+++ PROVIDED MATERIAL

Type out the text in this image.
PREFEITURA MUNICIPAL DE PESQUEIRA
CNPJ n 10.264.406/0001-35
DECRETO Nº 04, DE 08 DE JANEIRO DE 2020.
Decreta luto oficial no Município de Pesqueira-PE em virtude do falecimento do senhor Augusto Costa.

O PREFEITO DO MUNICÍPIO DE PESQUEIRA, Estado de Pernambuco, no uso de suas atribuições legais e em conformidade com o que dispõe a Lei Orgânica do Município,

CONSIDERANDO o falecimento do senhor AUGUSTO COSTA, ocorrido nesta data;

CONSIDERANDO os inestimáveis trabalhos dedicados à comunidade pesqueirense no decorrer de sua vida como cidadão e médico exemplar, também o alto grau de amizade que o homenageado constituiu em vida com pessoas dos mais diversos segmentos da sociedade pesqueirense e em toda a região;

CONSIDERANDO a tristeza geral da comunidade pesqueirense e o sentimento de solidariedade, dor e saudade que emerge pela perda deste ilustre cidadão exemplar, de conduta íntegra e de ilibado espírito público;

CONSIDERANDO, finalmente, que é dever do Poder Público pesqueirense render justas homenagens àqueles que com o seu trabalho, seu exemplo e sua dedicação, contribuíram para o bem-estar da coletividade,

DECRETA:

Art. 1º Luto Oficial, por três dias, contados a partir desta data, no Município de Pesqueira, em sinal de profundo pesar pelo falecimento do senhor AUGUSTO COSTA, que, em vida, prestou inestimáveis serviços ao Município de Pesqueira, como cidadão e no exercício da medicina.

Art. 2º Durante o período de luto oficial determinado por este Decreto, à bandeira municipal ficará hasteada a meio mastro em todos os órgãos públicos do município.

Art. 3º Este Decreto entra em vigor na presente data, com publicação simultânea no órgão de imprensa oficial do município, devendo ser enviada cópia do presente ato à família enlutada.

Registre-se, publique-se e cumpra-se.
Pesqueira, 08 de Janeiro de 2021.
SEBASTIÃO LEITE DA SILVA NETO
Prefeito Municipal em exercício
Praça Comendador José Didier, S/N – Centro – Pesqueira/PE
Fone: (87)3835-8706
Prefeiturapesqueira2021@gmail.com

++++++
+++ PROVIDED MATERIAL

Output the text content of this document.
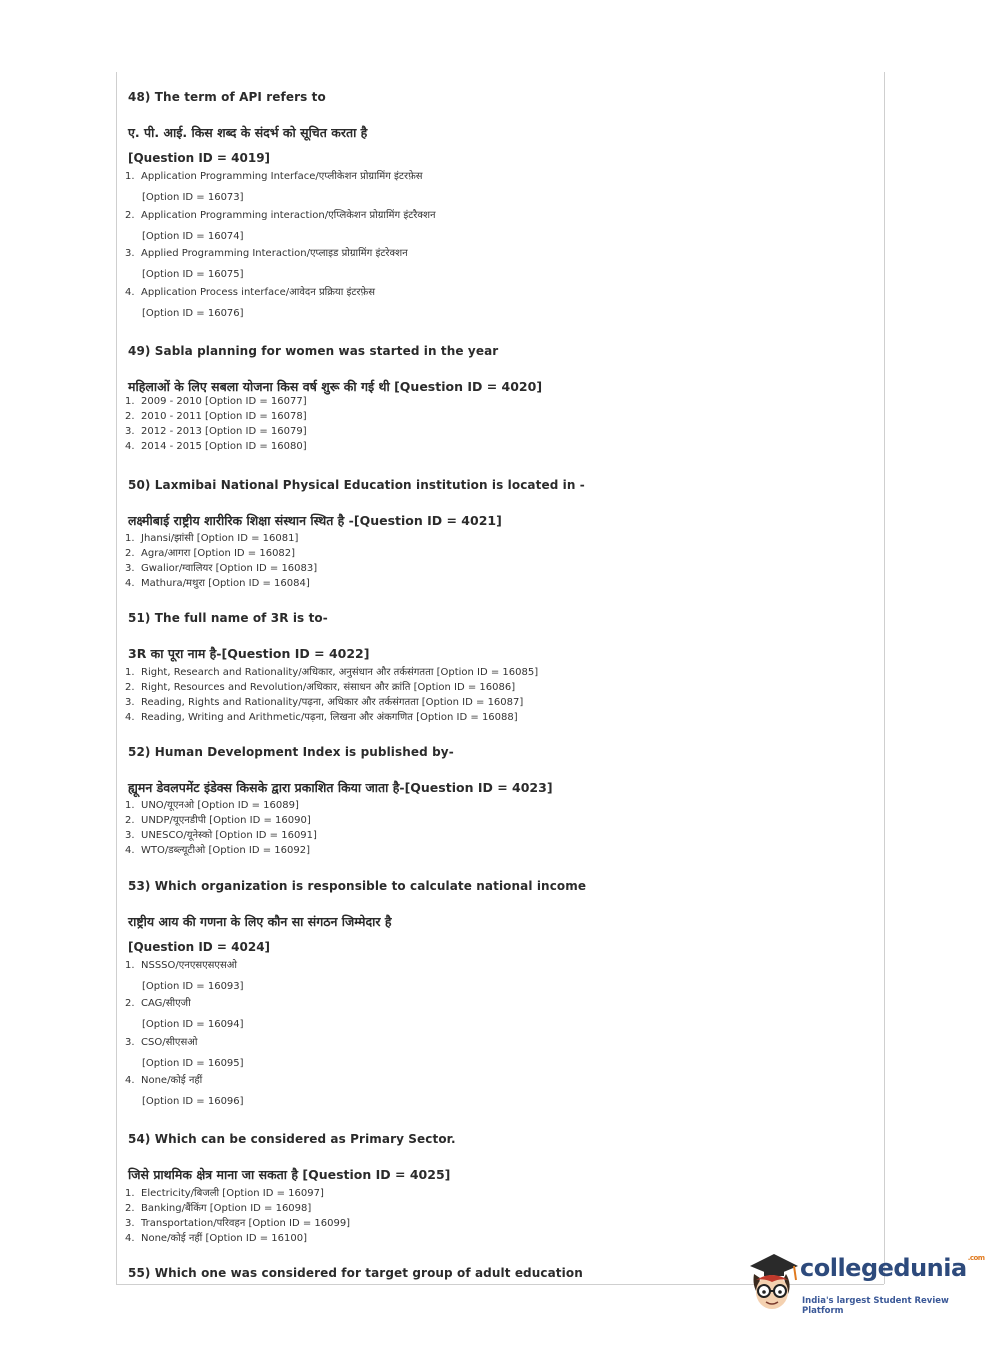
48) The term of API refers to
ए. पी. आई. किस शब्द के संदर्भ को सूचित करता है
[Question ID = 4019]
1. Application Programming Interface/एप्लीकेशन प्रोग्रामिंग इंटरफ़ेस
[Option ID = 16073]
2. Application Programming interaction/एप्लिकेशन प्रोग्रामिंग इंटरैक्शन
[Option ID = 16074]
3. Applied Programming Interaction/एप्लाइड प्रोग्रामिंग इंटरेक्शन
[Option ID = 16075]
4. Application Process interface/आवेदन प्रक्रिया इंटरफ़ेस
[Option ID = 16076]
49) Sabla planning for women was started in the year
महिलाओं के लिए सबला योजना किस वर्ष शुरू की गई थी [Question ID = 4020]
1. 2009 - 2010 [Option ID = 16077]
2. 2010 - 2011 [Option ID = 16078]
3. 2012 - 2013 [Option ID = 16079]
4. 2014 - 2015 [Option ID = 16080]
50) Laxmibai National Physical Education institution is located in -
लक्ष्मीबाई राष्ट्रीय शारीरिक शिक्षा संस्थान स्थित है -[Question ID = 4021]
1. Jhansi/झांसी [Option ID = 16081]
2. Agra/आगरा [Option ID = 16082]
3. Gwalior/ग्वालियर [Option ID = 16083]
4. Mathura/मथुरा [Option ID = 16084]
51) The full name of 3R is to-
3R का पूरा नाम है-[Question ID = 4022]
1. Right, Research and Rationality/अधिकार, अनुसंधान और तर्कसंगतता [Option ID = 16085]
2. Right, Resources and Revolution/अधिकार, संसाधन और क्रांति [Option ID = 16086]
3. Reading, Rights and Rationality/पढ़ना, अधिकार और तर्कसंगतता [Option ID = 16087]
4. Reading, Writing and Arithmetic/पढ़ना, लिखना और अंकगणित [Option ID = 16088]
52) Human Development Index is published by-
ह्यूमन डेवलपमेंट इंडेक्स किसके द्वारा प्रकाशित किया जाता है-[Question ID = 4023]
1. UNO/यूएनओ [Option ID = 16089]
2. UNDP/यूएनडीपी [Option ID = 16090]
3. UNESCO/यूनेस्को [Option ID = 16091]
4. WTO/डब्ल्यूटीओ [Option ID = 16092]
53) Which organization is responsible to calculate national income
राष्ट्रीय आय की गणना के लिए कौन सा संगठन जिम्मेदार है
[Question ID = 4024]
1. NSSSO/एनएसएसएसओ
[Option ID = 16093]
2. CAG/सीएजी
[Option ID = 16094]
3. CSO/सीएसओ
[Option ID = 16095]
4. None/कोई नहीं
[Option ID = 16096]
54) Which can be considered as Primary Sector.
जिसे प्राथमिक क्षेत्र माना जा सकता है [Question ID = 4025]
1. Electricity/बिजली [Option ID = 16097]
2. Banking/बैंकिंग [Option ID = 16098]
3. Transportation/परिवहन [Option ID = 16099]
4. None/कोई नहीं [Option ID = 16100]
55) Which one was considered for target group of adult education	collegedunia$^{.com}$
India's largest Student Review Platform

++++++

▶ _TASK_
Only the number is wanted: how many lines contain the string "Rationality"?

▶ _EXPECTED ANSWER_
2